WHAT TO PRODUCE: Copy out, from the entries below, each line holding the string "AVOID".

DATA IN THIS EXERCISE:
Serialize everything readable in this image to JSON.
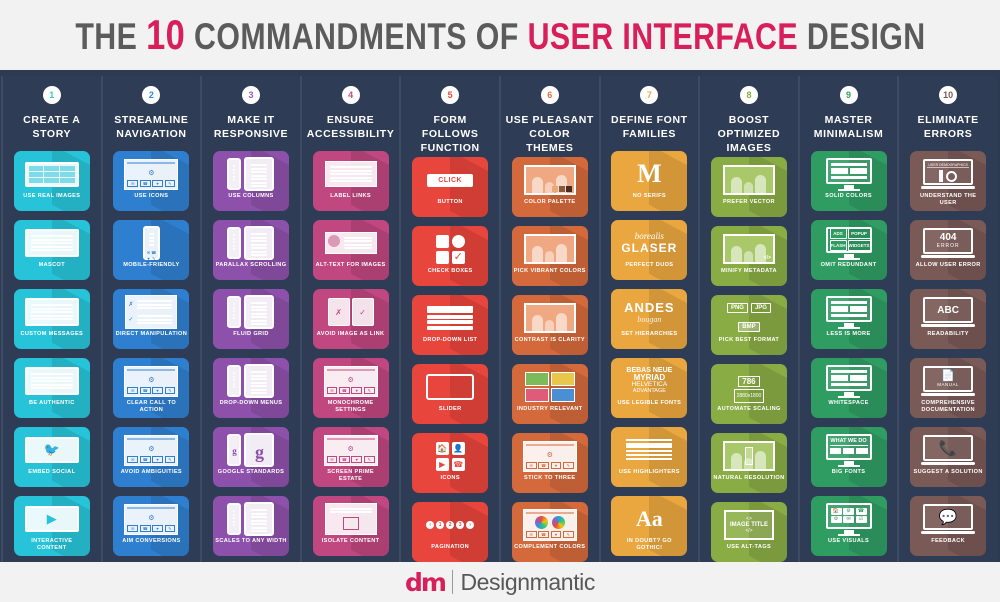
{
  "header": {
    "title_prefix": "THE",
    "number": "10",
    "title_mid": "COMMANDMENTS OF",
    "title_accent": "USER INTERFACE",
    "title_suffix": "DESIGN"
  },
  "footer": {
    "logo_mark": "dm",
    "logo_name": "Designmantic"
  },
  "columns": [
    {
      "number": "1",
      "badge_color": "#32c8d8",
      "title": "CREATE A STORY",
      "card_color": "#27c4d9",
      "cards": [
        {
          "label": "USE REAL IMAGES",
          "art": "tablet-photos"
        },
        {
          "label": "MASCOT",
          "art": "tablet-mascot"
        },
        {
          "label": "CUSTOM MESSAGES",
          "art": "tablet-message"
        },
        {
          "label": "BE AUTHENTIC",
          "art": "tablet-text"
        },
        {
          "label": "EMBED SOCIAL",
          "art": "tablet-twitter"
        },
        {
          "label": "INTERACTIVE CONTENT",
          "art": "tablet-video"
        }
      ]
    },
    {
      "number": "2",
      "badge_color": "#2f86d6",
      "title": "STREAMLINE NAVIGATION",
      "card_color": "#2f7fd0",
      "cards": [
        {
          "label": "USE ICONS",
          "art": "browser-icons"
        },
        {
          "label": "MOBILE-FRIENDLY",
          "art": "phone-icons"
        },
        {
          "label": "DIRECT MANIPULATION",
          "art": "checklist"
        },
        {
          "label": "CLEAR CALL TO ACTION",
          "art": "browser-cta"
        },
        {
          "label": "AVOID AMBIGUITIES",
          "art": "browser-arrow"
        },
        {
          "label": "AIM CONVERSIONS",
          "art": "browser-sale"
        }
      ]
    },
    {
      "number": "3",
      "badge_color": "#9b59b6",
      "title": "MAKE IT RESPONSIVE",
      "card_color": "#8e51ab",
      "cards": [
        {
          "label": "USE COLUMNS",
          "art": "phone-tablet"
        },
        {
          "label": "PARALLAX SCROLLING",
          "art": "phone-tablet"
        },
        {
          "label": "FLUID GRID",
          "art": "phone-tablet"
        },
        {
          "label": "DROP-DOWN MENUS",
          "art": "phone-tablet"
        },
        {
          "label": "GOOGLE STANDARDS",
          "art": "phone-tablet-g"
        },
        {
          "label": "SCALES TO ANY WIDTH",
          "art": "phone-tablet"
        }
      ]
    },
    {
      "number": "4",
      "badge_color": "#c94b86",
      "title": "ENSURE ACCESSIBILITY",
      "card_color": "#c0477f",
      "cards": [
        {
          "label": "LABEL LINKS",
          "art": "form"
        },
        {
          "label": "ALT-TEXT FOR IMAGES",
          "art": "profile"
        },
        {
          "label": "AVOID IMAGE AS LINK",
          "art": "two-panels"
        },
        {
          "label": "MONOCHROME SETTINGS",
          "art": "browser-icons"
        },
        {
          "label": "SCREEN PRIME ESTATE",
          "art": "browser-icons"
        },
        {
          "label": "ISOLATE CONTENT",
          "art": "isolate"
        }
      ]
    },
    {
      "number": "5",
      "badge_color": "#e8453c",
      "title": "FORM FOLLOWS FUNCTION",
      "card_color": "#e8453c",
      "cards": [
        {
          "label": "BUTTON",
          "art": "button",
          "art_text": "CLICK"
        },
        {
          "label": "CHECK BOXES",
          "art": "checkboxes"
        },
        {
          "label": "DROP-DOWN LIST",
          "art": "dropdown"
        },
        {
          "label": "SLIDER",
          "art": "slider"
        },
        {
          "label": "ICONS",
          "art": "four-icons"
        },
        {
          "label": "PAGINATION",
          "art": "pagination",
          "art_items": [
            "‹",
            "1",
            "2",
            "3",
            "›"
          ]
        }
      ]
    },
    {
      "number": "6",
      "badge_color": "#e2703a",
      "title": "USE PLEASANT COLOR THEMES",
      "card_color": "#d4693c",
      "cards": [
        {
          "label": "COLOR PALETTE",
          "art": "family-swatches"
        },
        {
          "label": "PICK VIBRANT COLORS",
          "art": "family-dull"
        },
        {
          "label": "CONTRAST IS CLARITY",
          "art": "family-bright"
        },
        {
          "label": "INDUSTRY RELEVANT",
          "art": "four-tiles"
        },
        {
          "label": "STICK TO THREE",
          "art": "browser-three"
        },
        {
          "label": "COMPLEMENT COLORS",
          "art": "color-wheels"
        }
      ]
    },
    {
      "number": "7",
      "badge_color": "#eda63a",
      "title": "DEFINE FONT FAMILIES",
      "card_color": "#eaa73f",
      "cards": [
        {
          "label": "NO SERIFS",
          "art": "letter",
          "art_text": "M"
        },
        {
          "label": "PERFECT DUOS",
          "art": "font-duo",
          "art_text": "borealis",
          "art_text2": "GLASER"
        },
        {
          "label": "SET HIERARCHIES",
          "art": "font-hierarchy",
          "art_text": "ANDES",
          "art_text2": "bougan"
        },
        {
          "label": "USE LEGIBLE FONTS",
          "art": "font-list",
          "art_items": [
            "BEBAS NEUE",
            "MYRIAD",
            "HELVETICA",
            "ADVANTAGE"
          ]
        },
        {
          "label": "USE HIGHLIGHTERS",
          "art": "highlight"
        },
        {
          "label": "IN DOUBT? GO GOTHIC!",
          "art": "letter",
          "art_text": "Aa"
        }
      ]
    },
    {
      "number": "8",
      "badge_color": "#8aab3c",
      "title": "BOOST OPTIMIZED IMAGES",
      "card_color": "#8aac44",
      "cards": [
        {
          "label": "PREFER VECTOR",
          "art": "family-photo"
        },
        {
          "label": "MINIFY METADATA",
          "art": "family-code"
        },
        {
          "label": "PICK BEST FORMAT",
          "art": "formats",
          "art_items": [
            "PNG",
            "JPG",
            "BMP"
          ]
        },
        {
          "label": "AUTOMATE SCALING",
          "art": "scaling",
          "art_text": "786",
          "art_text2": "2880x1800"
        },
        {
          "label": "NATURAL RESOLUTION",
          "art": "family-crop"
        },
        {
          "label": "USE ALT-TAGS",
          "art": "alt-tags",
          "art_text": "IMAGE TITLE"
        }
      ]
    },
    {
      "number": "9",
      "badge_color": "#2e9e63",
      "title": "MASTER MINIMALISM",
      "card_color": "#2f9c62",
      "cards": [
        {
          "label": "SOLID COLORS",
          "art": "monitor-bars"
        },
        {
          "label": "OMIT REDUNDANT",
          "art": "monitor-quad",
          "art_items": [
            "ADS",
            "POPUP",
            "FLASH",
            "WIDGETS"
          ]
        },
        {
          "label": "LESS IS MORE",
          "art": "monitor-less"
        },
        {
          "label": "WHITESPACE",
          "art": "monitor-space"
        },
        {
          "label": "BIG FONTS",
          "art": "monitor-bigfont",
          "art_text": "WHAT WE DO"
        },
        {
          "label": "USE VISUALS",
          "art": "monitor-grid"
        }
      ]
    },
    {
      "number": "10",
      "badge_color": "#7a5b55",
      "title": "ELIMINATE ERRORS",
      "card_color": "#7a5a56",
      "cards": [
        {
          "label": "UNDERSTAND THE USER",
          "art": "laptop-chart",
          "art_text": "USER DEMOGRAPHICS"
        },
        {
          "label": "ALLOW USER ERROR",
          "art": "laptop-404",
          "art_text": "404",
          "art_text2": "ERROR"
        },
        {
          "label": "READABILITY",
          "art": "laptop-abc",
          "art_text": "ABC"
        },
        {
          "label": "COMPREHENSIVE DOCUMENTATION",
          "art": "laptop-doc",
          "art_text": "MANUAL"
        },
        {
          "label": "SUGGEST A SOLUTION",
          "art": "laptop-support"
        },
        {
          "label": "FEEDBACK",
          "art": "laptop-chat"
        }
      ]
    }
  ]
}
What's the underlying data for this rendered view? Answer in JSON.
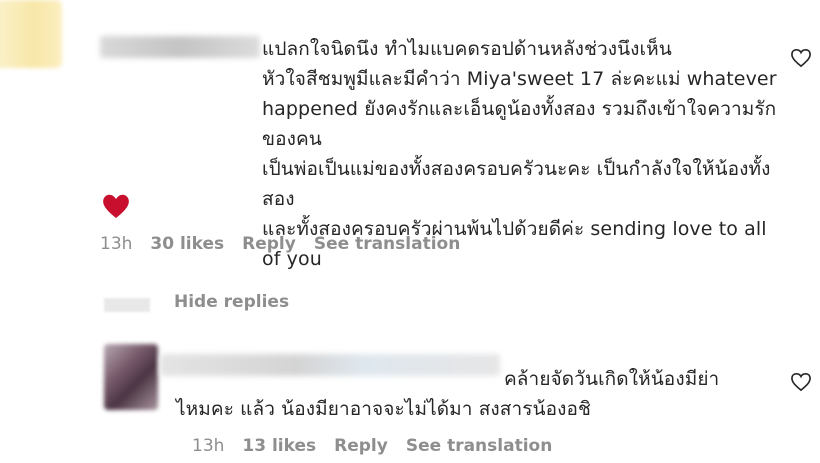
{
  "comments": [
    {
      "text": "แปลกใจนิดนึง ทำไมแบคดรอปด้านหลังช่วงนึงเห็น\nหัวใจสีชมพูมีและมีคำว่า Miya'sweet 17 ล่ะคะแม่ whatever\nhappened ยังคงรักและเอ็นดูน้องทั้งสอง รวมถึงเข้าใจความรักของคน\nเป็นพ่อเป็นแม่ของทั้งสองครอบครัวนะคะ เป็นกำลังใจให้น้องทั้งสอง\nและทั้งสองครอบครัวผ่านพ้นไปด้วยดีค่ะ sending love to all of you",
      "time": "13h",
      "likes": "30 likes",
      "reply_label": "Reply",
      "translate_label": "See translation",
      "emoji": "red-heart-emoji"
    },
    {
      "text": "คล้ายจัดวันเกิดให้น้องมีย่า\nไหมคะ แล้ว น้องมียาอาจจะไม่ได้มา สงสารน้องอชิ",
      "time": "13h",
      "likes": "13 likes",
      "reply_label": "Reply",
      "translate_label": "See translation"
    }
  ],
  "hide_replies_label": "Hide replies",
  "colors": {
    "heart": "#c8102e",
    "muted": "#8e8e8e",
    "text": "#262626"
  }
}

TASK RESPONSE:
          "label": "AVOID AMBIGUITIES",
          "label": "AVOID IMAGE AS LINK",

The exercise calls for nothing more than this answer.